↓↓↓
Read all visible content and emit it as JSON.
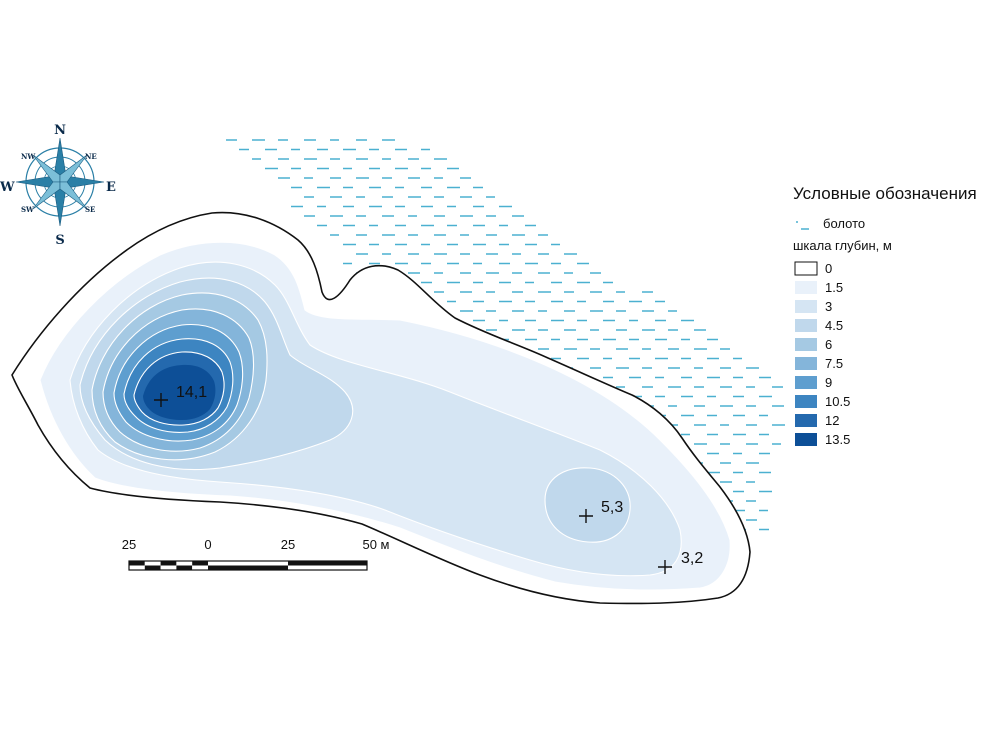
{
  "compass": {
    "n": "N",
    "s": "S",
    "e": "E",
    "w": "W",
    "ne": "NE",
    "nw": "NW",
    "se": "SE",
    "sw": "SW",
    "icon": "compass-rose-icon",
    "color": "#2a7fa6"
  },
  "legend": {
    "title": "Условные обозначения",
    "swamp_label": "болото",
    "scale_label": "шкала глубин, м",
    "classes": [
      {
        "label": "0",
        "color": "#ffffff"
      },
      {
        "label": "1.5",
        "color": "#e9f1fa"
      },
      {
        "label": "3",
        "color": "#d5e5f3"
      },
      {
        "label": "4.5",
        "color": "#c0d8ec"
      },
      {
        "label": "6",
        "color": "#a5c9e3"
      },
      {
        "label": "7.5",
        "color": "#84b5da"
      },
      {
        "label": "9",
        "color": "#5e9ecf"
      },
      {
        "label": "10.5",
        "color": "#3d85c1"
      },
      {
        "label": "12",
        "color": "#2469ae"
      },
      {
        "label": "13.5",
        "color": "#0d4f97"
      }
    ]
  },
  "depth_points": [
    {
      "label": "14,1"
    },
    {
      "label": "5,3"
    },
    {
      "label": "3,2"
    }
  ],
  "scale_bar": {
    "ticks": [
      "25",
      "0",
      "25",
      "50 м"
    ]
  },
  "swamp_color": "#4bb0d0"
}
↑↑↑
TASK DETAILS
Print each entry shown above with exact wording and no pictures.

THE RESPONSE
Read all visible content and emit it as JSON.
{
  "compass": {
    "n": "N",
    "s": "S",
    "e": "E",
    "w": "W",
    "ne": "NE",
    "nw": "NW",
    "se": "SE",
    "sw": "SW",
    "icon": "compass-rose-icon",
    "color": "#2a7fa6"
  },
  "legend": {
    "title": "Условные обозначения",
    "swamp_label": "болото",
    "scale_label": "шкала глубин, м",
    "classes": [
      {
        "label": "0",
        "color": "#ffffff"
      },
      {
        "label": "1.5",
        "color": "#e9f1fa"
      },
      {
        "label": "3",
        "color": "#d5e5f3"
      },
      {
        "label": "4.5",
        "color": "#c0d8ec"
      },
      {
        "label": "6",
        "color": "#a5c9e3"
      },
      {
        "label": "7.5",
        "color": "#84b5da"
      },
      {
        "label": "9",
        "color": "#5e9ecf"
      },
      {
        "label": "10.5",
        "color": "#3d85c1"
      },
      {
        "label": "12",
        "color": "#2469ae"
      },
      {
        "label": "13.5",
        "color": "#0d4f97"
      }
    ]
  },
  "depth_points": [
    {
      "label": "14,1"
    },
    {
      "label": "5,3"
    },
    {
      "label": "3,2"
    }
  ],
  "scale_bar": {
    "ticks": [
      "25",
      "0",
      "25",
      "50 м"
    ]
  },
  "swamp_color": "#4bb0d0"
}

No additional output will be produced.